CHALLENGES:
#1 In the blog post on science and religion, condense the paragraph beginning "Commenters here generally see" into two shorter sentences that keep its main points.
#2 In the blog post on science and religion, how does Gracchi define scientific method?

Tuesday, September 18, 2007

[science] religion and evolution

Angelic?

Wolfie believes science is not a religion:

There are many within science who attempt to elevate the scientific method to the position of religion which in itself is a dishonest practice. Science is nothing more than an intellectual tool and can only offer support to philosophical enquiry but there are many who believe, in their nihilist delusion that it can supplant philosophy.

The power of belief can be astounding, but one should be discerning in whatever you believe and belief can and will define your personal reality. Its up to you whether you create a heaven or a hell.

Gracchi agrees:

Scientific method is simply the idea that if you have a hypothesis about the world you then test it in an experiment, nothing more nothing less. Therefore that cannot prove or disprove anything you say about a supernatural event or person because obviously that isn't testable.

Commenters here generally see science and religion as mutually exclusive and I imagine they'd also see the latter as untestable. Christians might be upset with me for this analogy but it seems to me that Christianity is quite testable, in the way that LSD is testable - you're not going to know, until you're actually on it, if it works or not.

In other words, the proof comes to those who've signed on but will never come to those who haven't. Therefore all argument between Christians and non-Christians is pointless.

So where does that leave evolution? Where indeed, with so many turning against it now? Is it testable or is it merely theory [good theory though, quite logical] about the origin of the earth?

RECORD LIST:
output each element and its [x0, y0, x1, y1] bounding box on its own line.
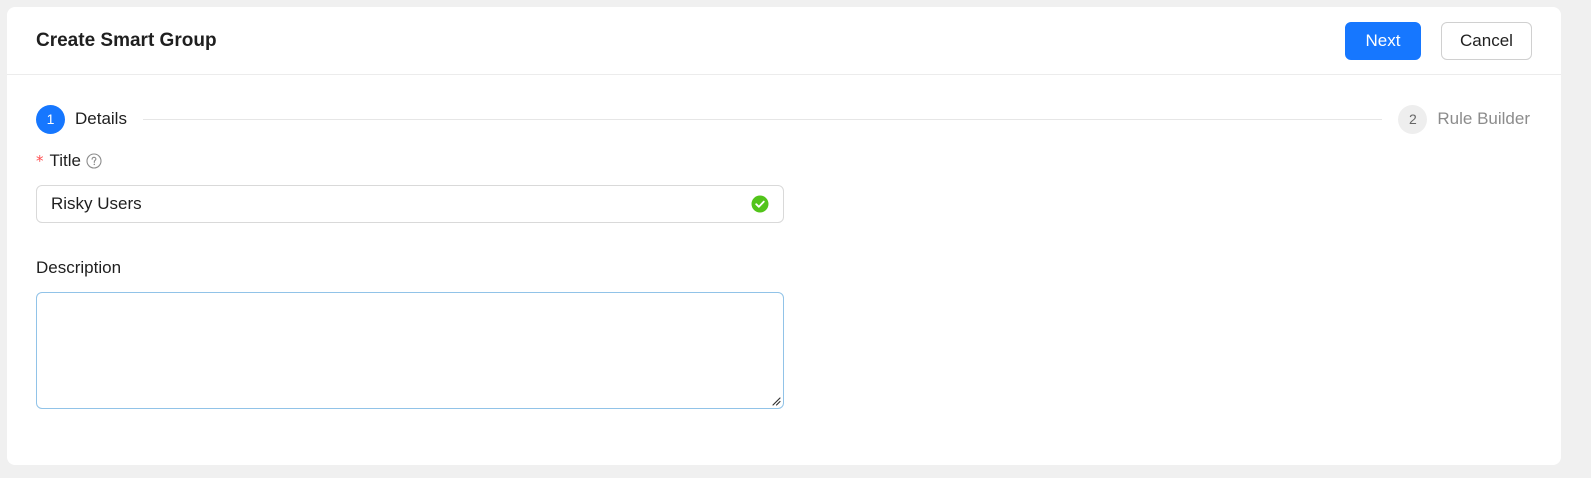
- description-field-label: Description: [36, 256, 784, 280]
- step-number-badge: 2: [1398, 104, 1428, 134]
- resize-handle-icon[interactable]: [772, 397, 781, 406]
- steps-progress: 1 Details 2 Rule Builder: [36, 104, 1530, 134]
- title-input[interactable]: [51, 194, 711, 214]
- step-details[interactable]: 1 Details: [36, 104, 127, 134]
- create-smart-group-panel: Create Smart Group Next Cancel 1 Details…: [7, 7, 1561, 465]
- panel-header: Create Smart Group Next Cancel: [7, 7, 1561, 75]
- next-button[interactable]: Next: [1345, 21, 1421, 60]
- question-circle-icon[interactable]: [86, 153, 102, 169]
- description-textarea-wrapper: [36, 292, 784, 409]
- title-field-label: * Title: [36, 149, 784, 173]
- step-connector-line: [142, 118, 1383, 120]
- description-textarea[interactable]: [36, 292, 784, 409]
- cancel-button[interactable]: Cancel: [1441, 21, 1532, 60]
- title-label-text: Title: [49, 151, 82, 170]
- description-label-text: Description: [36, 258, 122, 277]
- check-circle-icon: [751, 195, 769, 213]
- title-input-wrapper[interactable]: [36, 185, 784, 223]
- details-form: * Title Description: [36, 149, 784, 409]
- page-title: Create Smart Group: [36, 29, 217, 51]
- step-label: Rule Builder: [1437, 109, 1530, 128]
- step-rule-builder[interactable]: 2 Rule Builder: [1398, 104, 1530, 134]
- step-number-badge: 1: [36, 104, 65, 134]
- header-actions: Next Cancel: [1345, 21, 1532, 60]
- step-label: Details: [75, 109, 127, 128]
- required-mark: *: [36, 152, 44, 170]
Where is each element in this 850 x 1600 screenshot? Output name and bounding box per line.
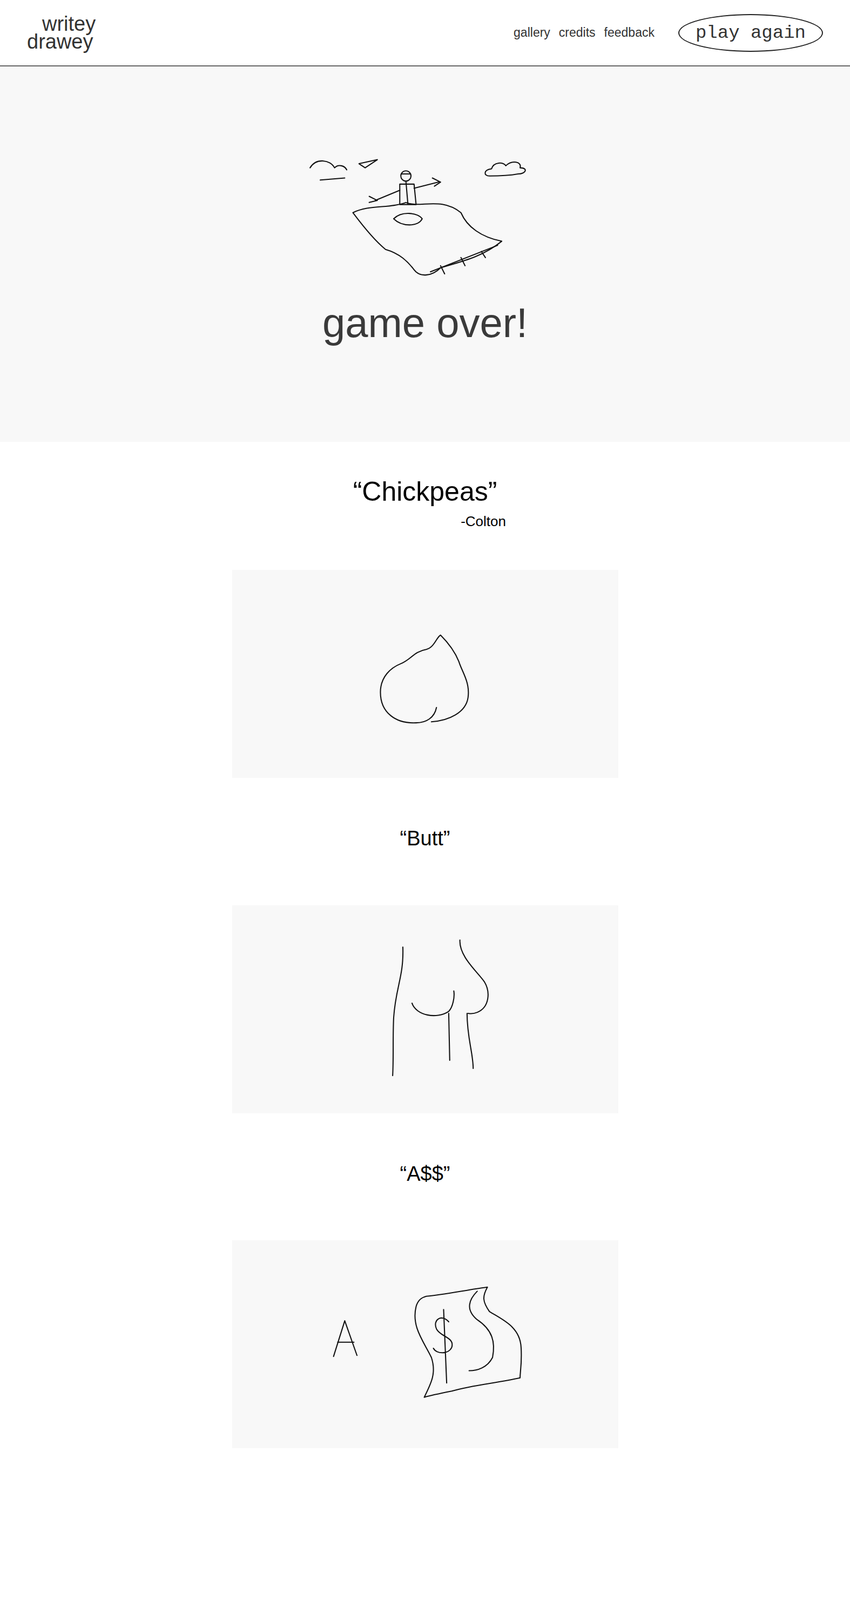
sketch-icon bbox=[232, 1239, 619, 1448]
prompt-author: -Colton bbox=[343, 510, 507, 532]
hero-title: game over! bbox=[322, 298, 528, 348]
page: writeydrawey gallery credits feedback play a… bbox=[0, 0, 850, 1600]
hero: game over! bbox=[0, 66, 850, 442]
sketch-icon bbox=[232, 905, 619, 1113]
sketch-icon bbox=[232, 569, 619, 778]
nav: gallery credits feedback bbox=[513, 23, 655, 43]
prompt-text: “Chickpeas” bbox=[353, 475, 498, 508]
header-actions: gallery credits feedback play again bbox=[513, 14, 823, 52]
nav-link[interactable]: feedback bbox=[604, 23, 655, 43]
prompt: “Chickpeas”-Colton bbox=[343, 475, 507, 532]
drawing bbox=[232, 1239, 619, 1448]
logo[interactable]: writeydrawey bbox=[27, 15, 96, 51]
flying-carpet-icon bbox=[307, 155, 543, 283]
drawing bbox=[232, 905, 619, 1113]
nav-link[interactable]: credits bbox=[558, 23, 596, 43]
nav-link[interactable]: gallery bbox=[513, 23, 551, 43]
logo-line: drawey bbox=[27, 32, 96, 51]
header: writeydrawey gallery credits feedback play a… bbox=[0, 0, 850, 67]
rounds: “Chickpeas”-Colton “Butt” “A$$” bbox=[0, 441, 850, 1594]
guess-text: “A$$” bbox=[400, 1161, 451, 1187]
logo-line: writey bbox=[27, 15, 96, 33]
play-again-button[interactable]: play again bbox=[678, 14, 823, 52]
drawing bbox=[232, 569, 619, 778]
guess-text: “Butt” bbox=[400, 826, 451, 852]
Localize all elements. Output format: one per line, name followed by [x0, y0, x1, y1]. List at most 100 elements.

SOLUTIONS BELOW:
#1 Commenters tend to treat science and religion as mutually exclusive and would probably call religion untestable. At the risk of upsetting Christians, the writer argues that Christianity is testable in the way LSD is: you only know whether it works once you are on it.

#2 Scientific method is the idea that if you have a hypothesis about the world, you test it in an experiment.